● The task
Write out the material exactly. Do not include the pictures.

● Task input

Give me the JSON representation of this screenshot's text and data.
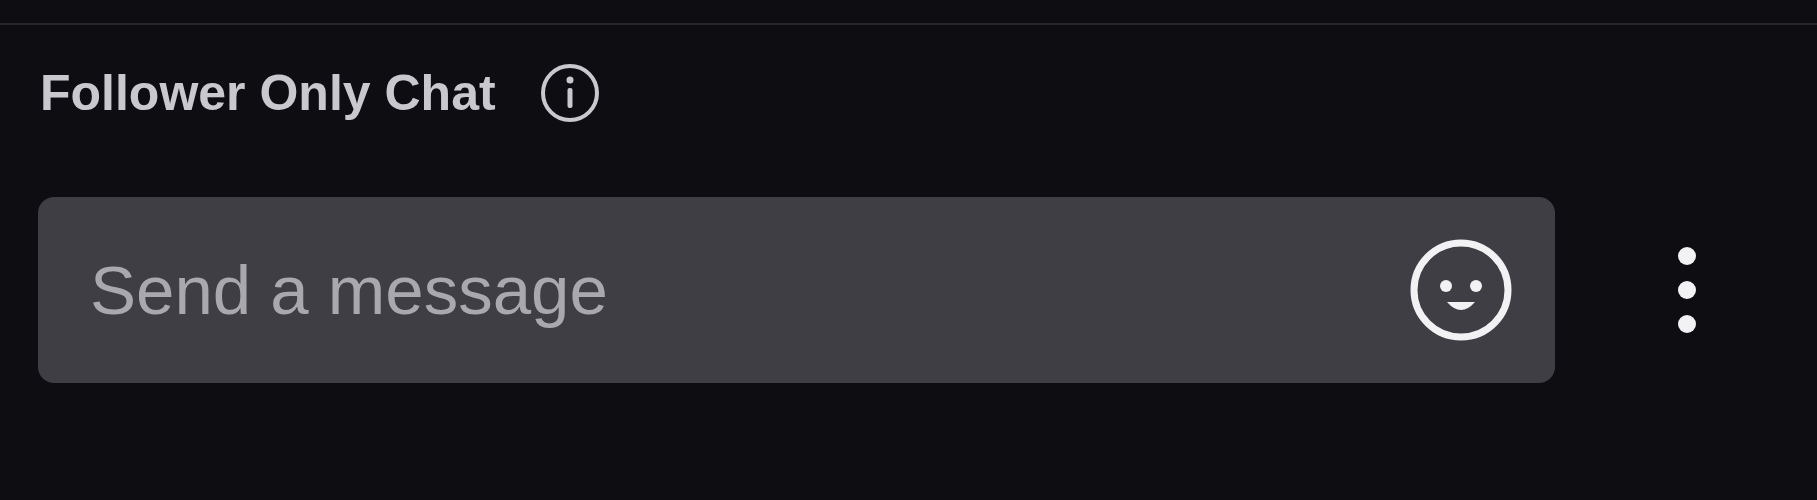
{
  "chat_header": {
    "title": "Follower Only Chat"
  },
  "message_input": {
    "placeholder": "Send a message"
  }
}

● Output of the task
Give me the JSON representation of this screenshot's text and data.
{
  "chat_header": {
    "title": "Follower Only Chat"
  },
  "message_input": {
    "placeholder": "Send a message"
  }
}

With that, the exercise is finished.